| Your task |
Select lines where the word "QUESO" appears.

/---

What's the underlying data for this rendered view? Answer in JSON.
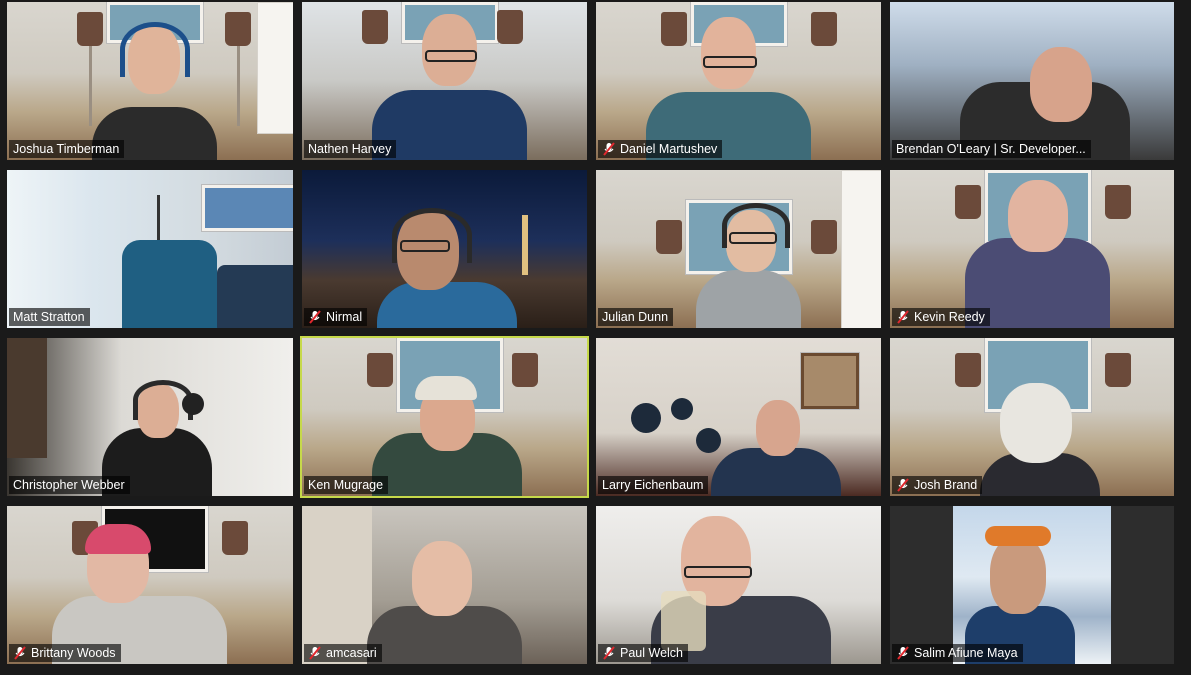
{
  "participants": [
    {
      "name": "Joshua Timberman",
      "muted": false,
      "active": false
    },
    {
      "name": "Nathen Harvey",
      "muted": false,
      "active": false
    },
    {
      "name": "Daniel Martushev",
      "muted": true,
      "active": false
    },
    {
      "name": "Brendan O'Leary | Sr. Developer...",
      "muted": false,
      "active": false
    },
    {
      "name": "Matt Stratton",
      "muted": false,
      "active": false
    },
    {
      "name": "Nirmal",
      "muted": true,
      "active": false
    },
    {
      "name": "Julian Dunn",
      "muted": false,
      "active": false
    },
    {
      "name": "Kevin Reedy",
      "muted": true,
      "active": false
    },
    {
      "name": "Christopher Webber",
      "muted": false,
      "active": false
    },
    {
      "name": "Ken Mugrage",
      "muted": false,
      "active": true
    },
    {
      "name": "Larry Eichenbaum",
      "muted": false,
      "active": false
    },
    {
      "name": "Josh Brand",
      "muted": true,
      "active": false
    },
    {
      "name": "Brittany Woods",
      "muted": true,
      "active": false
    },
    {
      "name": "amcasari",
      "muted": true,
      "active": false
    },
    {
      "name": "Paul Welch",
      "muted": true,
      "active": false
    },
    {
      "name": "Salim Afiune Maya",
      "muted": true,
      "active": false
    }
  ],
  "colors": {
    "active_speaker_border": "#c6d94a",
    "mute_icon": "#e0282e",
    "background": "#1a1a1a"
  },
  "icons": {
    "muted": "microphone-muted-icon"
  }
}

\---
/---

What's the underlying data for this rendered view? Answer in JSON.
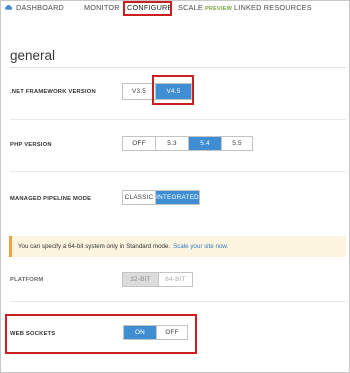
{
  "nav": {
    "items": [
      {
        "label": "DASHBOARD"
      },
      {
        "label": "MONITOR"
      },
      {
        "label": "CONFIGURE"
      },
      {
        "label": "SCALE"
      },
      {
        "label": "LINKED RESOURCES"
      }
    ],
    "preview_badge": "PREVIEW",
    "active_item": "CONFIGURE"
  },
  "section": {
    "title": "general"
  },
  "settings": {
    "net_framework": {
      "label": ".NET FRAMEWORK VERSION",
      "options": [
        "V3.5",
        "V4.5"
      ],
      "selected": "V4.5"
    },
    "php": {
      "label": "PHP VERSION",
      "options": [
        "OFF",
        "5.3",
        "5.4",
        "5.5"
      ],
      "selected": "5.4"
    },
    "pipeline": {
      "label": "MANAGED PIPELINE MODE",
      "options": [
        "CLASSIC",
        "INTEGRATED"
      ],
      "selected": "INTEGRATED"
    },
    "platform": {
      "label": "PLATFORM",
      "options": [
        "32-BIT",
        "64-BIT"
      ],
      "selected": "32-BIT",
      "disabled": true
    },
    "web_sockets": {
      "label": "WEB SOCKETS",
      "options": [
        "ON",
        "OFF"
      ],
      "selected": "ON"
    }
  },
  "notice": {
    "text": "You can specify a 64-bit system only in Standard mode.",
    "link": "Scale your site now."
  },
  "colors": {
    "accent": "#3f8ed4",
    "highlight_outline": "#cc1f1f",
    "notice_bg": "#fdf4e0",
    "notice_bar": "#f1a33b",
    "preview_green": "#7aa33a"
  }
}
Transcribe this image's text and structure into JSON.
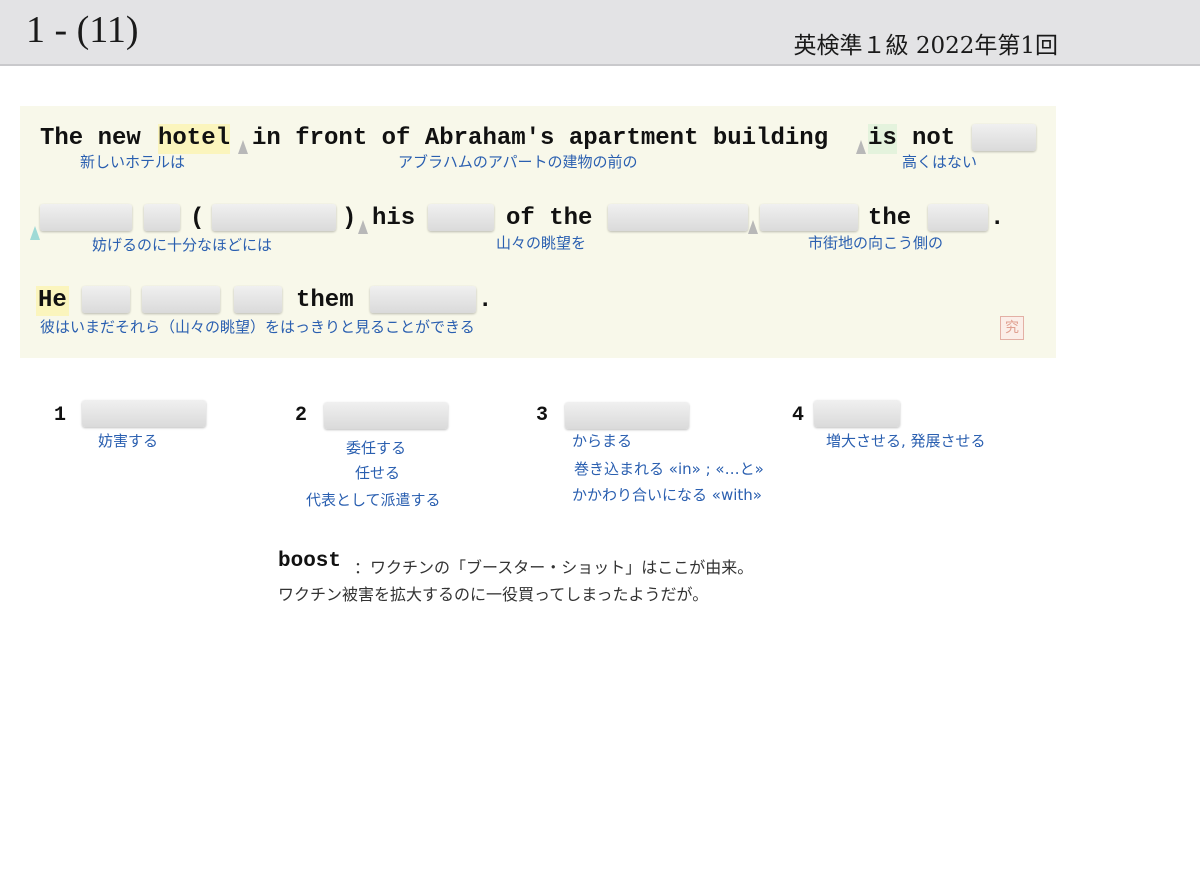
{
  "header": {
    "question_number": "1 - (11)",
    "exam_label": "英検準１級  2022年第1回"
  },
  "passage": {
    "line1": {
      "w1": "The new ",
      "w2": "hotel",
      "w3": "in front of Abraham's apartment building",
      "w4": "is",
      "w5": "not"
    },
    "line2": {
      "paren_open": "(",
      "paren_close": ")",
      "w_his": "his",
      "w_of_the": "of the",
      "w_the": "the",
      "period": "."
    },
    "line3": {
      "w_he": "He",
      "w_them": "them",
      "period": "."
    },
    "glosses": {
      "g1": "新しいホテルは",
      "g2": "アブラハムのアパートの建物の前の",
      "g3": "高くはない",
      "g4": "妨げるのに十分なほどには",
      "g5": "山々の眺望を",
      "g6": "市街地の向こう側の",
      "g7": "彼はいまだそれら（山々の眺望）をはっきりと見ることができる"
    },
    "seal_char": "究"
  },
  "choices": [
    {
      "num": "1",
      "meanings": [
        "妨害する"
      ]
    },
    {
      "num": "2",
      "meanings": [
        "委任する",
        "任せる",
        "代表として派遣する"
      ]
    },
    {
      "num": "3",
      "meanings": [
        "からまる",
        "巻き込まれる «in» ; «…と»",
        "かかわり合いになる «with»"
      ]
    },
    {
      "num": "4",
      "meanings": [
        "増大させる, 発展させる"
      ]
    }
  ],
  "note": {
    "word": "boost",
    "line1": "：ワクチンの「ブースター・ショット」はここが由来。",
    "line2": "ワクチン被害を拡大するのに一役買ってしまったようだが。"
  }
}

\---
/---

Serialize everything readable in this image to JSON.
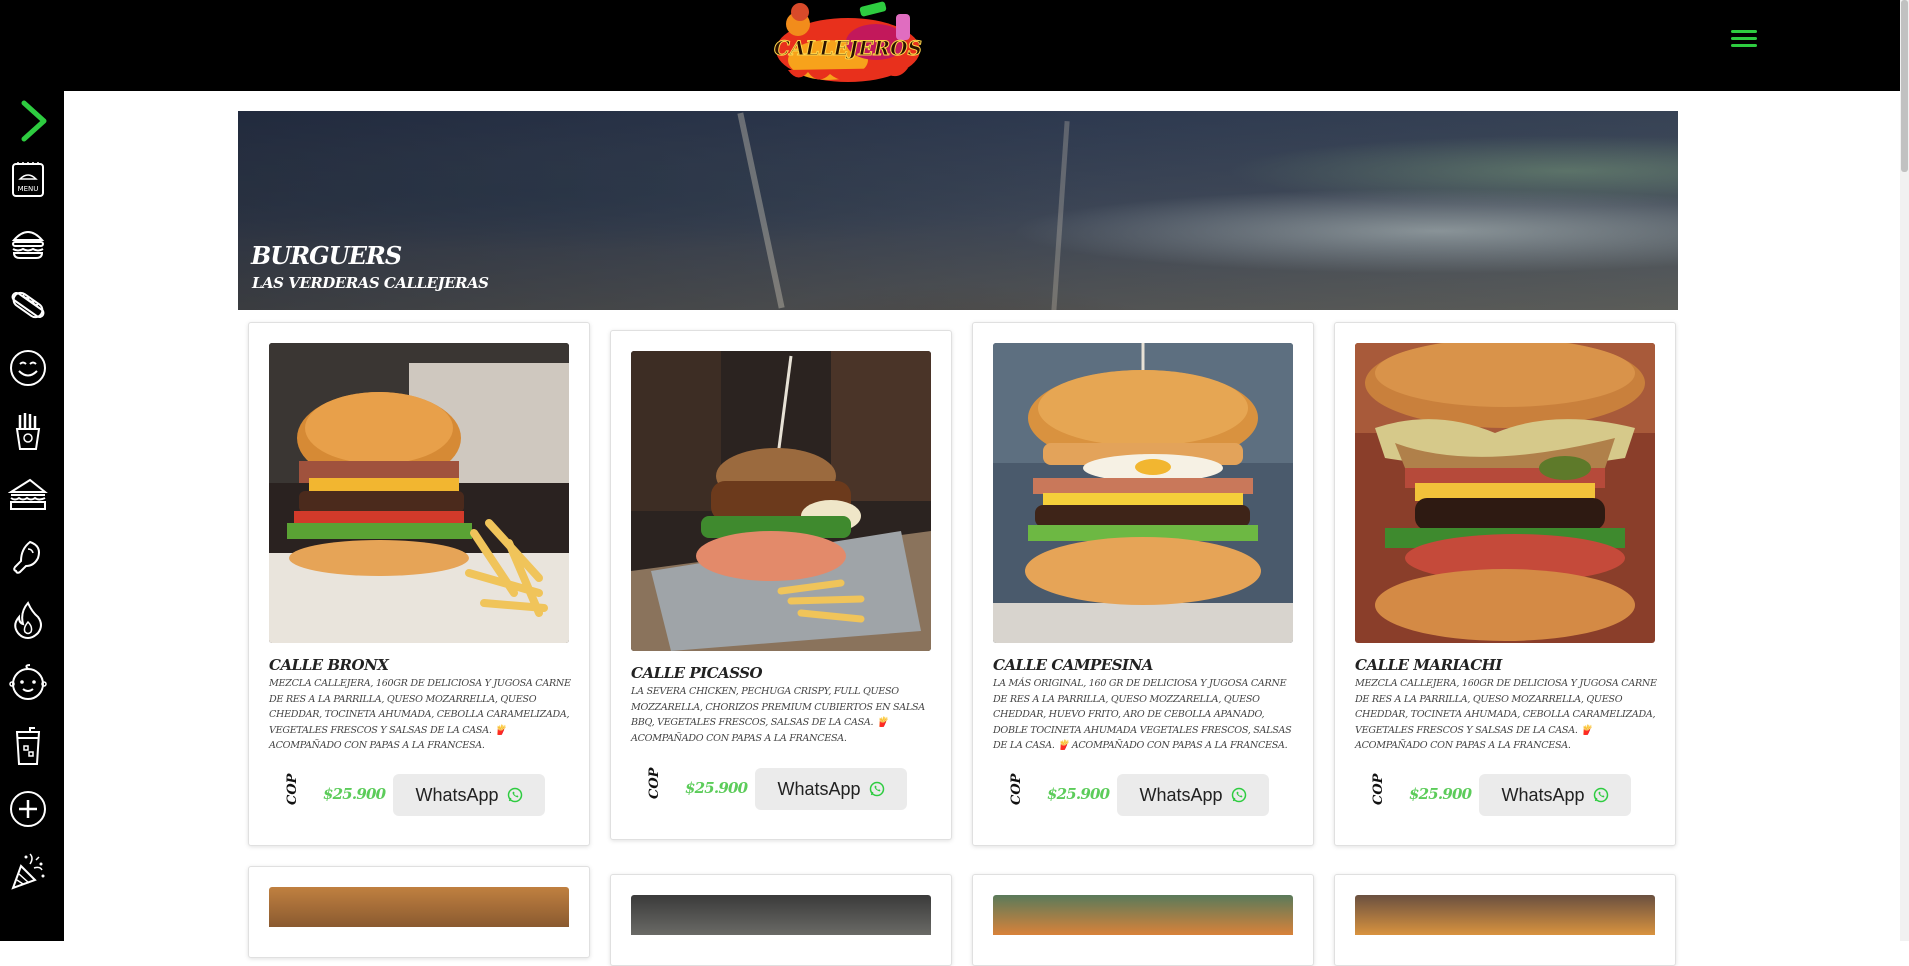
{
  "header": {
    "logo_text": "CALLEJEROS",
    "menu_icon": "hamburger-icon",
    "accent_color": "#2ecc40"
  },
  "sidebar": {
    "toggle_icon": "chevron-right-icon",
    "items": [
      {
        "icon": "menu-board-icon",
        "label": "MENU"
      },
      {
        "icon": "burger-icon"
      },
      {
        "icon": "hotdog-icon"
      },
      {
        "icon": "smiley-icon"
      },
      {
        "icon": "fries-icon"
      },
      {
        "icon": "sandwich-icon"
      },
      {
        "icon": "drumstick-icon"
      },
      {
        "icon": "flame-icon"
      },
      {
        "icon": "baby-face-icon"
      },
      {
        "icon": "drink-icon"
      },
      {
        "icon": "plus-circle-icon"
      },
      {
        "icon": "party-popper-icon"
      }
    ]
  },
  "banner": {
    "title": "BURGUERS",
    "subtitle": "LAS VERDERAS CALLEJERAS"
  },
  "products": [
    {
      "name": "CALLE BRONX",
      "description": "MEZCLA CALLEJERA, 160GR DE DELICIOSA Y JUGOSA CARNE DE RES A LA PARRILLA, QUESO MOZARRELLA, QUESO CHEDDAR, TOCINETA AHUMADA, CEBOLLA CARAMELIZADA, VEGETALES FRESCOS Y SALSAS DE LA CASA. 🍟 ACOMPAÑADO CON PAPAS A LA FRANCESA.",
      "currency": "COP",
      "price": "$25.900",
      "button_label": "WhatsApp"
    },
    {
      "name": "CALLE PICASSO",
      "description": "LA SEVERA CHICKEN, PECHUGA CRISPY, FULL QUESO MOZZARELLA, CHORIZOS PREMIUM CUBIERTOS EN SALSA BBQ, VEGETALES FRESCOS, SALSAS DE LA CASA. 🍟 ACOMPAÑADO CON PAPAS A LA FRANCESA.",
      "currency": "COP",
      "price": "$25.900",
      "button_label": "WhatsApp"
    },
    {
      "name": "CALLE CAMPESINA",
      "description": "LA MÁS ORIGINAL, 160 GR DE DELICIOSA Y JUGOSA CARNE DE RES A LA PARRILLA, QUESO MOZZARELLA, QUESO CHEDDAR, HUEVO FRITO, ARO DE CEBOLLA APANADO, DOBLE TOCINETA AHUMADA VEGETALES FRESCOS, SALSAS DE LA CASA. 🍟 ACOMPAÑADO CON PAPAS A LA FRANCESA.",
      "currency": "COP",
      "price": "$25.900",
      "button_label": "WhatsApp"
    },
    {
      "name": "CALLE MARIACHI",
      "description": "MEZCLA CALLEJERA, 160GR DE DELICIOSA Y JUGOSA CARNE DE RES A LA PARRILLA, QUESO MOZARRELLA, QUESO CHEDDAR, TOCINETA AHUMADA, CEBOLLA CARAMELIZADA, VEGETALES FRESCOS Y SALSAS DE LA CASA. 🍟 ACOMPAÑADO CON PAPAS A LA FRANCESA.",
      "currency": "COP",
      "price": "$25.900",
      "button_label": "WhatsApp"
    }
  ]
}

\---

| Written solution |
      "description": "MEZCLA CALLEJERA, 160GR DE DELICIOSA Y JUGOSA CARNE DE RES A LA PARRILLA, QUESO MOZARRELLA, QUESO CHEDDAR, TOCINETA AHUMADA, CEBOLLA CARAMELIZADA, VEGETALES FRESCOS Y SALSAS DE LA CASA. 🍟 ACOMPAÑADO CON PAPAS A LA FRANCESA.",
      "description": "LA SEVERA CHICKEN, PECHUGA CRISPY, FULL QUESO MOZZARELLA, CHORIZOS PREMIUM CUBIERTOS EN SALSA BBQ, VEGETALES FRESCOS, SALSAS DE LA CASA. 🍟 ACOMPAÑADO CON PAPAS A LA FRANCESA.",
      "description": "LA MÁS ORIGINAL, 160 GR DE DELICIOSA Y JUGOSA CARNE DE RES A LA PARRILLA, QUESO MOZZARELLA, QUESO CHEDDAR, HUEVO FRITO, ARO DE CEBOLLA APANADO, DOBLE TOCINETA AHUMADA VEGETALES FRESCOS, SALSAS DE LA CASA. 🍟 ACOMPAÑADO CON PAPAS A LA FRANCESA.",
      "description": "MEZCLA CALLEJERA, 160GR DE DELICIOSA Y JUGOSA CARNE DE RES A LA PARRILLA, QUESO MOZARRELLA, QUESO CHEDDAR, TOCINETA AHUMADA, CEBOLLA CARAMELIZADA, VEGETALES FRESCOS Y SALSAS DE LA CASA. 🍟 ACOMPAÑADO CON PAPAS A LA FRANCESA.",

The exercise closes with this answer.